_What this exercise asks_.
**A)** In the interview with the band Ist Ist below, what name did the band first plan to use, and why did they drop it?
**B)** Name each member of Ist Ist and the instrument or role the interview below gives for each.

_Text_.
# # # # #
IST IST

ist ist video photo

INTERVIEW by ZAK SLOMAN

Ist Ist are a post-punk three-piece from Manchester, comprising of vocalist/guitarist Adam Houghton, bassist Andy Keating and drummer Joel Kay.

Having all had much experience of playing their local music scene, the trio joined forces in 2015 and since then, they have generated quite a buzz in the northwest city with their explosive live performances and a sound that has been compared to legendary fellow Mancunian post-punk outfit Joy Division, and described by Louder Than War as “majestic, haunting and hypnotic.”

Now, the band are eager to spread their wings and hopefully make the same impact on audiences in other places across the country.

I spoke to Andy recently, and this is what he had to say:

How did the band get together initially?

Me and Adam have been playing in bands for nearly ten years. We’d never played with Joel before, but we knew him well from other bands on the circuit.

It just came together towards the end of 2015; we got in a rehearsal room to see what would happen and we went from there.

How did the name Ist Ist come about?

It’s not as interesting as you might think. Maybe you don’t think it’s interesting at all. We were going to call the band Das Ist, but it sounded too industrial, so we went for Ist Ist. It’s probably the worst band name ever, but we’re too long in the tooth to change it.
# # # # #
_Entries provided_.
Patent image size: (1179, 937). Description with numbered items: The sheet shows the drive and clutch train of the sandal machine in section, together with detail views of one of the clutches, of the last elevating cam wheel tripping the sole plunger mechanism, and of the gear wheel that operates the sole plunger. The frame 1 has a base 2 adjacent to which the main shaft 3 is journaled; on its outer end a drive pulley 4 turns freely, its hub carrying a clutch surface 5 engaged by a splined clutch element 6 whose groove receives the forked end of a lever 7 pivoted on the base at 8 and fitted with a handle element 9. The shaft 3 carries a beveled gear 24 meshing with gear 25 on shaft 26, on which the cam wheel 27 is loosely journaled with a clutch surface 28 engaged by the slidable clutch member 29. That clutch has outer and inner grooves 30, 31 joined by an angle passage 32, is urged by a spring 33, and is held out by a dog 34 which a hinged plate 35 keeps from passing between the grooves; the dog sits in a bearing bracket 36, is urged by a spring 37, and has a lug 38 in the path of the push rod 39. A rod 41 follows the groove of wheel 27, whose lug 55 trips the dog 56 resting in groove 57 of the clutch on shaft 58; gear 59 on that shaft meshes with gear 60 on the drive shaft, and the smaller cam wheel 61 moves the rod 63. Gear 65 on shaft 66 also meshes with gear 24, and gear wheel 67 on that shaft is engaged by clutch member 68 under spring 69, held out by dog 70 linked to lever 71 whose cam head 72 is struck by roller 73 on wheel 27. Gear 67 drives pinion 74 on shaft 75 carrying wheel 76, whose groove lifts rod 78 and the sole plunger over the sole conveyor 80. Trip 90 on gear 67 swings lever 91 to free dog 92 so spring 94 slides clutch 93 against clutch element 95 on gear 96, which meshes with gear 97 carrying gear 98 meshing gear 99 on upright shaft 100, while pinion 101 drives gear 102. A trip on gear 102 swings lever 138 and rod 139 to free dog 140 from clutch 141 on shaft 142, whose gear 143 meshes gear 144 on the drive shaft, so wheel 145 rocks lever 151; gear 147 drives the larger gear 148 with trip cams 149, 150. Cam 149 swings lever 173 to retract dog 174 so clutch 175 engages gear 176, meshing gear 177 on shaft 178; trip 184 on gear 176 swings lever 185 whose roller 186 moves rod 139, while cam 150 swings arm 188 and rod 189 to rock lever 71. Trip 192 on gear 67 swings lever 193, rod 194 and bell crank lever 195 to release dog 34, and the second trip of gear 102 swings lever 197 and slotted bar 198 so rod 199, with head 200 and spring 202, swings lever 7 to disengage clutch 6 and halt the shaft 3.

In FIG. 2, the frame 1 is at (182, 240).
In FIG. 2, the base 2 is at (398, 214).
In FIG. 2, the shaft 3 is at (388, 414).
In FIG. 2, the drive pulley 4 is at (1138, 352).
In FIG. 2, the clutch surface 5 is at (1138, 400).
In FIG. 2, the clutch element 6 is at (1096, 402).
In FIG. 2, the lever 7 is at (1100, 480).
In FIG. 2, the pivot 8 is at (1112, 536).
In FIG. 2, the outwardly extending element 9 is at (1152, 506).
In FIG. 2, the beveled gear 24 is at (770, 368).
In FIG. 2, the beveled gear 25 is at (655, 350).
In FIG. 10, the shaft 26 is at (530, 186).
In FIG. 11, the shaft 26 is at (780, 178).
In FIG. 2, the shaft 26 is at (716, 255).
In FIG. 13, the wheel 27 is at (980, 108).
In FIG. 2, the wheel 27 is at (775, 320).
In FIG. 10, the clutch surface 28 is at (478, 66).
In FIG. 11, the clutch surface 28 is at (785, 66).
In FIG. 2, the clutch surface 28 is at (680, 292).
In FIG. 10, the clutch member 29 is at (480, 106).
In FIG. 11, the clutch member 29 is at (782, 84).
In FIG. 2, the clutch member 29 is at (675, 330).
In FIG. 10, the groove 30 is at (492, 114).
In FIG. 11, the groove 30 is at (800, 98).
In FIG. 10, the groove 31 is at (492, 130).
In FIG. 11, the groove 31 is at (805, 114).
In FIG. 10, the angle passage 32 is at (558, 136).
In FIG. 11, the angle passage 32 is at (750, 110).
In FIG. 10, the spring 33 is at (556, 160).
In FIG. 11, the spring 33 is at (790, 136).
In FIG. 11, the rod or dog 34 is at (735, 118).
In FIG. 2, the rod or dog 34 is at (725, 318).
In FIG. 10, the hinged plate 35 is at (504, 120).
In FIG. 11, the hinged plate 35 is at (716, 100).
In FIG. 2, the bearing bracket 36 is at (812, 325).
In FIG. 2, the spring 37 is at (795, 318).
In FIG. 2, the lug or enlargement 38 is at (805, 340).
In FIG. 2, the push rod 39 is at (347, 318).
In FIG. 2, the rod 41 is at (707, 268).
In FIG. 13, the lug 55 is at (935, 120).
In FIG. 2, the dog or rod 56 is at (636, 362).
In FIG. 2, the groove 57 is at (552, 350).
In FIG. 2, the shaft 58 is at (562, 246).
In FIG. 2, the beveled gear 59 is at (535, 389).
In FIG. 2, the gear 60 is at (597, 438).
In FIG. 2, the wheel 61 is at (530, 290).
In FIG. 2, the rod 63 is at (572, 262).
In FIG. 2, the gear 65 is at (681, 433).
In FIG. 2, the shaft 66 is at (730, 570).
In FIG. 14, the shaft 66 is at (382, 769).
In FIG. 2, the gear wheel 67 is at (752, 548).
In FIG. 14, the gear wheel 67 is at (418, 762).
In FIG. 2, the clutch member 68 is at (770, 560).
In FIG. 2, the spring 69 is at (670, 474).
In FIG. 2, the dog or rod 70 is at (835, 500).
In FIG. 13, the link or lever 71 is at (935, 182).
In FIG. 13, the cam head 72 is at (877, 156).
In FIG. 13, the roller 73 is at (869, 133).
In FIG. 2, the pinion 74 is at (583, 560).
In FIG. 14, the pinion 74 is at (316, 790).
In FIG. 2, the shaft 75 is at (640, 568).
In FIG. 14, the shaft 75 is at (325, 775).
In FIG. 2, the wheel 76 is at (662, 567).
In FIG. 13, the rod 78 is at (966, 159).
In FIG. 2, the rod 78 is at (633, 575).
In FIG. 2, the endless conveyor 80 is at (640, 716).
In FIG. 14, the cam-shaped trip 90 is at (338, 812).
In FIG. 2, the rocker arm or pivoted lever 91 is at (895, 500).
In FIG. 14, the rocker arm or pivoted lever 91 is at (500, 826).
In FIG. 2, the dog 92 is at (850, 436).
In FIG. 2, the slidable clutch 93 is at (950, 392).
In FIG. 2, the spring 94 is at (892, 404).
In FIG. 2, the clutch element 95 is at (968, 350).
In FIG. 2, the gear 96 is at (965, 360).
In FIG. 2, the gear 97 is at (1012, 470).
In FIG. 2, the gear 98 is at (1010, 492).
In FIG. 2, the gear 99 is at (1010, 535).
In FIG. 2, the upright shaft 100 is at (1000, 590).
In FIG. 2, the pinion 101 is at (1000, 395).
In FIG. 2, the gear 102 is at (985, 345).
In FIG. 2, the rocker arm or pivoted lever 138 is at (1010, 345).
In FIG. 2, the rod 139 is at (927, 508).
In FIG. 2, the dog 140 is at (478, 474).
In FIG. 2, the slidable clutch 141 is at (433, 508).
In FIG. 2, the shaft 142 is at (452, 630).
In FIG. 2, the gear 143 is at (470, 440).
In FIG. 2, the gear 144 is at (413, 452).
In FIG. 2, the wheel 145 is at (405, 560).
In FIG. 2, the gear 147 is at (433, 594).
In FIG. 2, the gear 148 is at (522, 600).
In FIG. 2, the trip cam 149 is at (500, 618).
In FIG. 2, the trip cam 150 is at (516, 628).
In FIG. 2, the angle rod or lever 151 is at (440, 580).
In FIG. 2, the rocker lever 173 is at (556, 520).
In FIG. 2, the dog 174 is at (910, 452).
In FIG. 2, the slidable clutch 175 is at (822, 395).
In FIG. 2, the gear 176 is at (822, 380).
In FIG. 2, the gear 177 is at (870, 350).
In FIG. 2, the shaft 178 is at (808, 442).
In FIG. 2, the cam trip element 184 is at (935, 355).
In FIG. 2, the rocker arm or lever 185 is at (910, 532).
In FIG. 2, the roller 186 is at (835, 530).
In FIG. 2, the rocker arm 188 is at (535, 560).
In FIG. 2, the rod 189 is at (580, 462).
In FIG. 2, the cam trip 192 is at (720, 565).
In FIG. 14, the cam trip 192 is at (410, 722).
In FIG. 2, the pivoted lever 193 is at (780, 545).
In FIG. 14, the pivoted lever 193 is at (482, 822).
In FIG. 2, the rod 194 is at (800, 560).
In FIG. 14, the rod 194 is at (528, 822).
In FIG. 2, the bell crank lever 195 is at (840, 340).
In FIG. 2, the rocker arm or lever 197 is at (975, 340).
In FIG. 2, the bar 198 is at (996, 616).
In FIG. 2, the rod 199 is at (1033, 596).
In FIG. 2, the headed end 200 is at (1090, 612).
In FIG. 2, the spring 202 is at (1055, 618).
# # # # #
_Task answers_.
**A)** They planned to call the band Das Ist but dropped it because it sounded too industrial.

**B)**
- Adam Houghton: vocalist/guitarist
- Andy Keating: bassist
- Joel Kay: drummer